AVAILABLE RECORDS:
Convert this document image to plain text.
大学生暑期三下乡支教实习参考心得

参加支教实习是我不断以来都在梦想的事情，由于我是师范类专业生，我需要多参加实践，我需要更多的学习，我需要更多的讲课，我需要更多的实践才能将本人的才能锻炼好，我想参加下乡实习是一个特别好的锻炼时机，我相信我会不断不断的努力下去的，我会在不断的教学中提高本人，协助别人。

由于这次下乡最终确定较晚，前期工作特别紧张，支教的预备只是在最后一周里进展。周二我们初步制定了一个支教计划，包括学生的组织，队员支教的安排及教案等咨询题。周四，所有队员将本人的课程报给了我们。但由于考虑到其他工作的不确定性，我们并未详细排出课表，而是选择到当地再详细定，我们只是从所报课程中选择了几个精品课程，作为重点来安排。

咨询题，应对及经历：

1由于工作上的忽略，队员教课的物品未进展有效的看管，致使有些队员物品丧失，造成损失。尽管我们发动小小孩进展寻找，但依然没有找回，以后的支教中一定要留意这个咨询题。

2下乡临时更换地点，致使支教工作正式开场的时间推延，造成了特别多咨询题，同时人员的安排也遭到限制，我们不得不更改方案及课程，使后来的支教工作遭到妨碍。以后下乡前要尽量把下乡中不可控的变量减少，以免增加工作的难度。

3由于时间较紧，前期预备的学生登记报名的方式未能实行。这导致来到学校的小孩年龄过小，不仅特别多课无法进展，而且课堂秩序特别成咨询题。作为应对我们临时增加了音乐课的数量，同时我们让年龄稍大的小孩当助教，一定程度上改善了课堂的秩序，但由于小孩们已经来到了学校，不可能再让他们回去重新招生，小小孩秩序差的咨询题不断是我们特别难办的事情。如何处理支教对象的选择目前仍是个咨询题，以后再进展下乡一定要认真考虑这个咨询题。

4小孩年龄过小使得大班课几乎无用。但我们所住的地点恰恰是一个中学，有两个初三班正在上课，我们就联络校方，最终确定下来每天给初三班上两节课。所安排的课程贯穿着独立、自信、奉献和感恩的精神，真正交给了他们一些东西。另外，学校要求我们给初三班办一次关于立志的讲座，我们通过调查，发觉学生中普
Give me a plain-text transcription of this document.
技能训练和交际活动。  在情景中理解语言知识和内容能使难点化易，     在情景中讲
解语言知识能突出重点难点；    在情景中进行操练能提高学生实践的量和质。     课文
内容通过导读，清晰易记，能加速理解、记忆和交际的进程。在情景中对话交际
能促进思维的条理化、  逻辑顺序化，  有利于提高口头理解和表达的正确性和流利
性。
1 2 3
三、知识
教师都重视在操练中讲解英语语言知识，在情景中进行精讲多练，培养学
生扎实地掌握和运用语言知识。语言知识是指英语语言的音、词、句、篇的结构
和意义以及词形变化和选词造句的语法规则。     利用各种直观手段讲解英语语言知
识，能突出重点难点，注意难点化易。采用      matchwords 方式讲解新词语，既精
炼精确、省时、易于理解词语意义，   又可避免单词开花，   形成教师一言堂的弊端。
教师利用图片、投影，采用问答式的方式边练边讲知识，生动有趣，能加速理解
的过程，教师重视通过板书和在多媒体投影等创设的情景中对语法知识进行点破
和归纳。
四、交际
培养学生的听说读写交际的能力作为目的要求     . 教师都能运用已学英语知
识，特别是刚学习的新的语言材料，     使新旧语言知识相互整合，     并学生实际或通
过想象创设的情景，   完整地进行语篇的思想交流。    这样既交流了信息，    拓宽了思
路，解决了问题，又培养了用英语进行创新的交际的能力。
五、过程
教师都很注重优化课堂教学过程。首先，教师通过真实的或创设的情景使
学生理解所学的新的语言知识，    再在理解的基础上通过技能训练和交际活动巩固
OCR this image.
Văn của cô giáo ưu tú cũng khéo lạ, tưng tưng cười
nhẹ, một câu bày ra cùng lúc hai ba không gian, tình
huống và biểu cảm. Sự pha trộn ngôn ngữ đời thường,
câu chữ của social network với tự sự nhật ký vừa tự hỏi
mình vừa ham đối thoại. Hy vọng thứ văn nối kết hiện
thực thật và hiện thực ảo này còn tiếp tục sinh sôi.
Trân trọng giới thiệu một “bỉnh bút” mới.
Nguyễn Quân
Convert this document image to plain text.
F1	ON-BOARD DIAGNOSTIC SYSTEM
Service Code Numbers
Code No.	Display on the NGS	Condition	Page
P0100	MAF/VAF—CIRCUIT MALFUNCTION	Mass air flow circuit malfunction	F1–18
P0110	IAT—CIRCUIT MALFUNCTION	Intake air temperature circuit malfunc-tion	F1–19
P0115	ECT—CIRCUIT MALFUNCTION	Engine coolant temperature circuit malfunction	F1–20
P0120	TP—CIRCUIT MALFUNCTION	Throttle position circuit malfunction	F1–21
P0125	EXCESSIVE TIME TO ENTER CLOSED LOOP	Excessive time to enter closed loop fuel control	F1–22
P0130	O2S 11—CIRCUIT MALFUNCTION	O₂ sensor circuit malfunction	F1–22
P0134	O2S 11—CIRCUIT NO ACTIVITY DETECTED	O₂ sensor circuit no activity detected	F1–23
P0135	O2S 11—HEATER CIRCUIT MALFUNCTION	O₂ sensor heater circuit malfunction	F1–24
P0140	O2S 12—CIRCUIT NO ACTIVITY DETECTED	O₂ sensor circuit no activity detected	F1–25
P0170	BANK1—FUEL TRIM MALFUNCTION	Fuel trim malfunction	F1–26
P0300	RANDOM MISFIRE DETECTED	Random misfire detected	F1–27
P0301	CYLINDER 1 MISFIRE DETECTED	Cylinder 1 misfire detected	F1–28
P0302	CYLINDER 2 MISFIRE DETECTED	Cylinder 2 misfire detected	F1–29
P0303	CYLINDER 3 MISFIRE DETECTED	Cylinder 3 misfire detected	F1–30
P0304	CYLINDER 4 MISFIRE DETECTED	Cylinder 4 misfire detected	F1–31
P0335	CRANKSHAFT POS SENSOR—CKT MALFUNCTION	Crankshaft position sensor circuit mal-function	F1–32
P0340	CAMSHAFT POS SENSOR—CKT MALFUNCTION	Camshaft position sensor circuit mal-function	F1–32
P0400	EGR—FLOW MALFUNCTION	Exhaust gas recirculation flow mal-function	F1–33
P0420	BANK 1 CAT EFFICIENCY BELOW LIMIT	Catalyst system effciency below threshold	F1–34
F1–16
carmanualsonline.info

YOUR GOAL: Show every line above in which the word "activity" occurs.

SOLVED EXERCISE:
P0134	O2S 11—CIRCUIT NO ACTIVITY DETECTED	O₂ sensor circuit no activity detected	F1–23
P0140	O2S 12—CIRCUIT NO ACTIVITY DETECTED	O₂ sensor circuit no activity detected	F1–25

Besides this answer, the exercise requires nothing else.